• **Directive**
Please copy each of the items below exactly as they appear, line for line, and leave the pictures out of your answer.
───── Task inputs ─────
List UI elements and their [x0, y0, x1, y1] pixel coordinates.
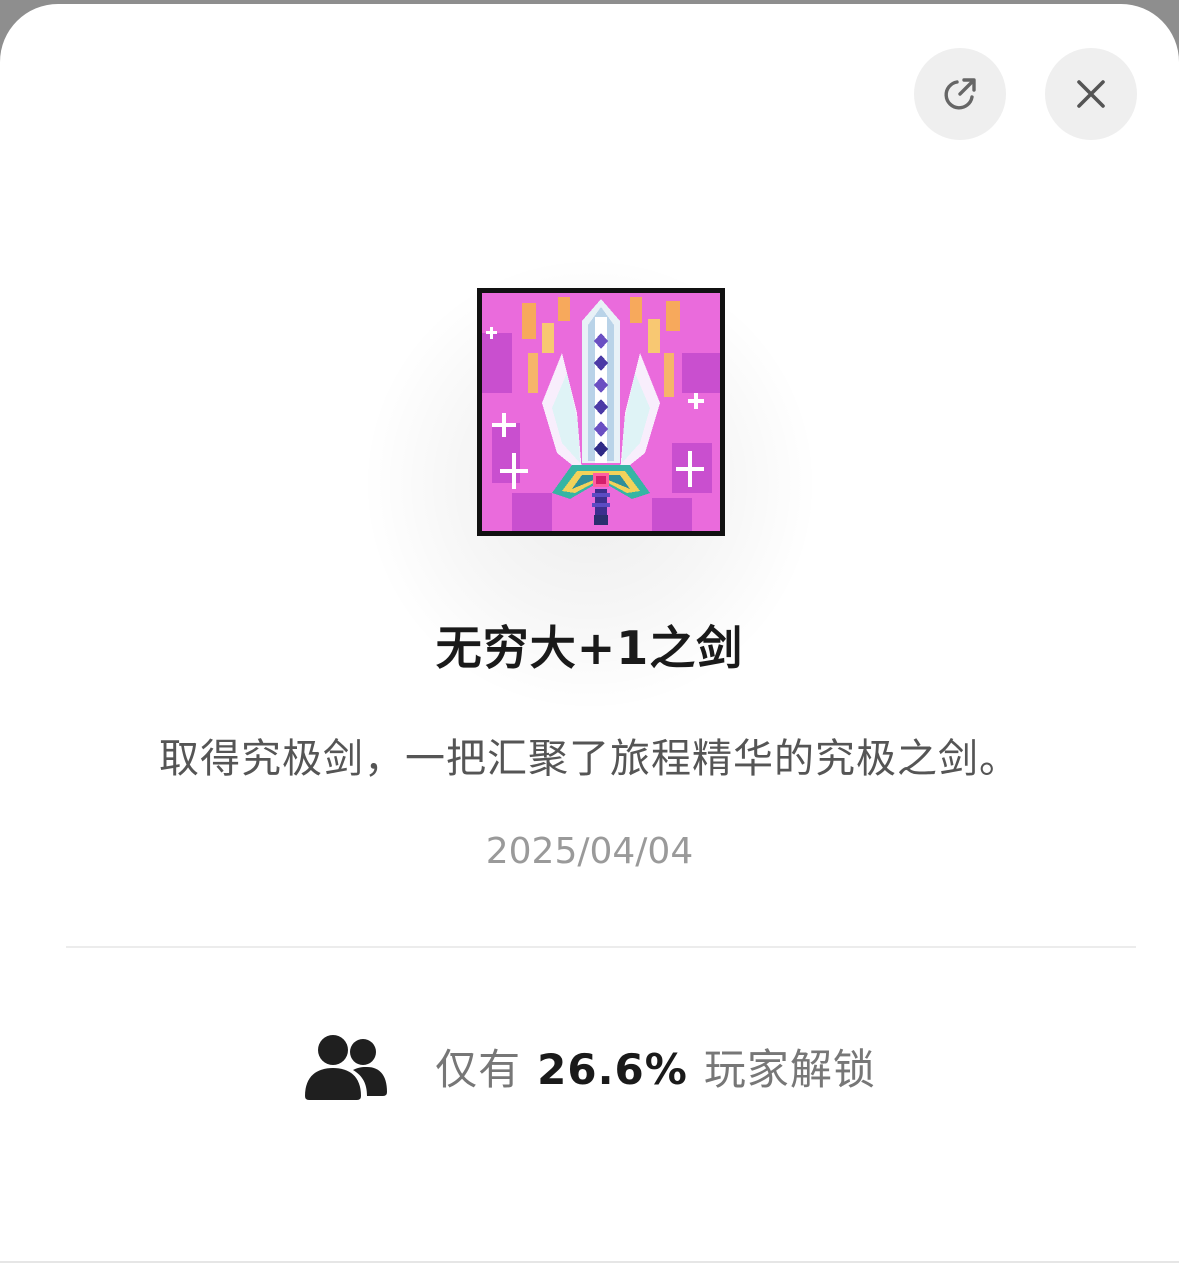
- pixel-sword-icon: [482, 293, 720, 531]
- unlock-stats: 仅有 26.6% 玩家解锁: [0, 1026, 1179, 1106]
- unlock-date: 2025/04/04: [485, 831, 694, 872]
- achievement-description: 取得究极剑，一把汇聚了旅程精华的究极之剑。: [159, 736, 1020, 782]
- players-icon: [303, 1030, 389, 1102]
- divider: [66, 946, 1136, 948]
- stats-text: 仅有 26.6% 玩家解锁: [435, 1036, 876, 1097]
- stats-prefix: 仅有: [435, 1044, 522, 1094]
- close-button[interactable]: [1045, 48, 1137, 140]
- close-icon: [1077, 80, 1105, 108]
- achievement-sheet: 无穷大+1之剑 取得究极剑，一把汇聚了旅程精华的究极之剑。 2025/04/04…: [0, 4, 1179, 1263]
- achievement-title: 无穷大+1之剑: [435, 621, 744, 675]
- stats-suffix: 玩家解锁: [703, 1044, 876, 1094]
- achievement-icon: [477, 288, 725, 536]
- unlock-percent: 26.6%: [537, 1044, 688, 1094]
- share-button[interactable]: [914, 48, 1006, 140]
- share-external-icon: [944, 78, 976, 110]
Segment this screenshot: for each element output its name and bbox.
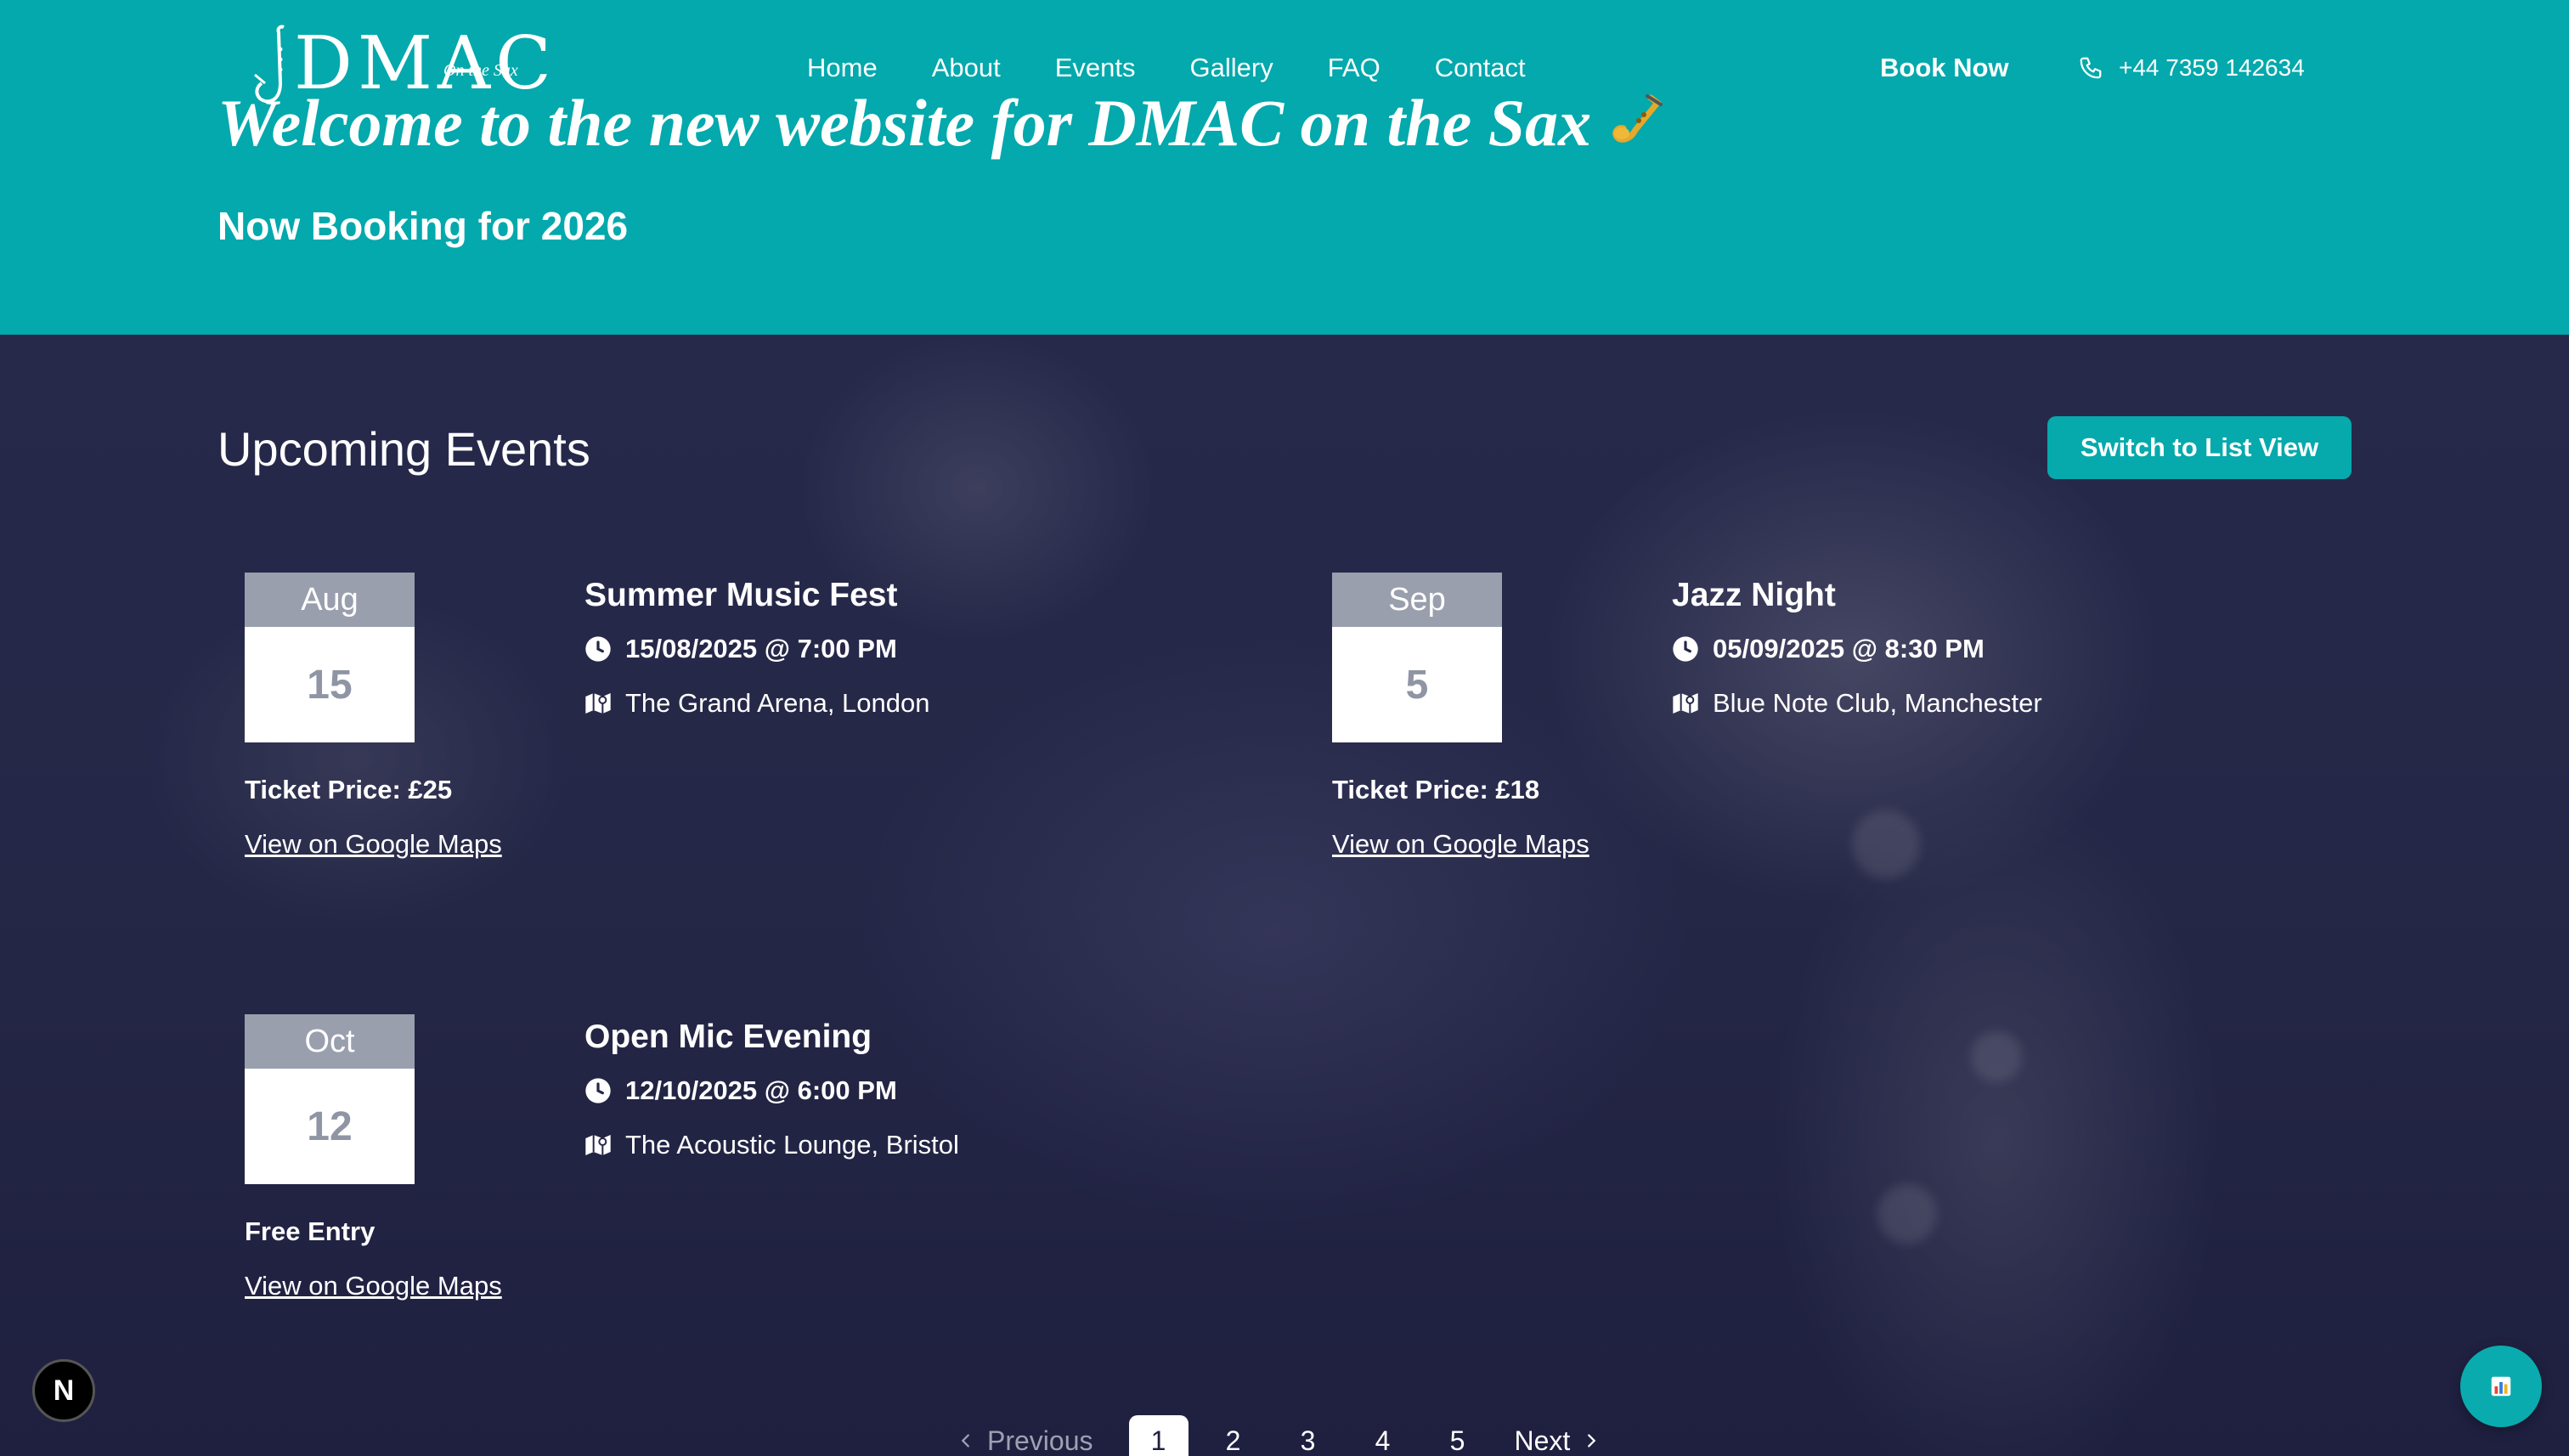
─────
• **Correct output**
List UI elements and their [x0, y0, x1, y1] pixel coordinates.
- pixel-sword-icon: [482, 293, 720, 531]
- unlock-stats: 仅有 26.6% 玩家解锁: [0, 1026, 1179, 1106]
- unlock-date: 2025/04/04: [485, 831, 694, 872]
- achievement-description: 取得究极剑，一把汇聚了旅程精华的究极之剑。: [159, 736, 1020, 782]
- players-icon: [303, 1030, 389, 1102]
- divider: [66, 946, 1136, 948]
- stats-text: 仅有 26.6% 玩家解锁: [435, 1036, 876, 1097]
- stats-prefix: 仅有: [435, 1044, 522, 1094]
- close-button[interactable]: [1045, 48, 1137, 140]
- close-icon: [1077, 80, 1105, 108]
- achievement-sheet: 无穷大+1之剑 取得究极剑，一把汇聚了旅程精华的究极之剑。 2025/04/04…: [0, 4, 1179, 1263]
- achievement-title: 无穷大+1之剑: [435, 621, 744, 675]
- stats-suffix: 玩家解锁: [703, 1044, 876, 1094]
- achievement-icon: [477, 288, 725, 536]
- unlock-percent: 26.6%: [537, 1044, 688, 1094]
- share-button[interactable]: [914, 48, 1006, 140]
- share-external-icon: [944, 78, 976, 110]
Segment this screenshot: for each element output its name and bbox.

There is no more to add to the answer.